**Passage to read**:
────────

The Master said, "Let me first pay homage to you, and then I will cover up for you." He could only say,“ The student bows to the monk". I don't care what faults you have, but I won't mention them anymore. I've gone through all this trouble to cover up for you already.
Sung was overjoyed at his answer. Hearing him reply like this, Wan Sung knew that he had eloquence, and some wisdom. The question did not stump him. If he had no eloquence, when Wan Sung asked what his faults were, he would not have replied, "I've covered up your faults and won't mention them anymore." So when Elder Wan Sung heard him, he felt that this person could be of some use. He was quite okay, and could serve as a vessel of the Way. That's why Wan Sung was elated.
Kubfai Khan gave the Master the authority to manage all of Chinese Buddhism, both inside and outside of Mongolia.

────────

**Information supplied**:
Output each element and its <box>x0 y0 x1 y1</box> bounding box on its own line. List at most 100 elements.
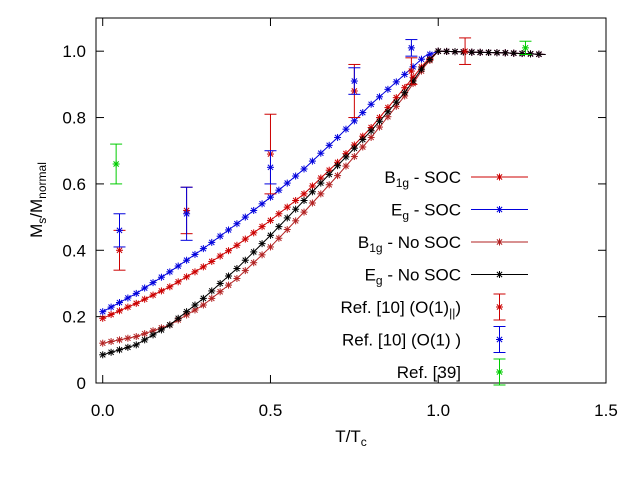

────────

**Your tasks**:
- A) Answer these questions from the Wan Sung passage:
(i) According to the Master's words, what will he do after first paying homage?
(ii) On hearing the reply, which two qualities did Wan Sung know the person had?
(iii) What authority did Kubfai Khan give the Master?
- B) Reproduce the stretch of the Wan Sung passage from "Sung was overjoyed" through "Sung was elated." without any change.
The material is separate from the Wan Sung passage and unrelated to it.

**Solutions below**:
- A)
(i) He will cover up for the one he addresses.
(ii) Eloquence and some wisdom.
(iii) The authority to manage all of Chinese Buddhism, both inside and outside of Mongolia.

- B)
Sung was overjoyed at his answer. Hearing him reply like this, Wan Sung knew that he had eloquence, and some wisdom. The question did not stump him. If he had no eloquence, when Wan Sung asked what his faults were, he would not have replied, "I've covered up your faults and won't mention them anymore." So when Elder Wan Sung heard him, he felt that this person could be of some use. He was quite okay, and could serve as a vessel of the Way. That's why Wan Sung was elated.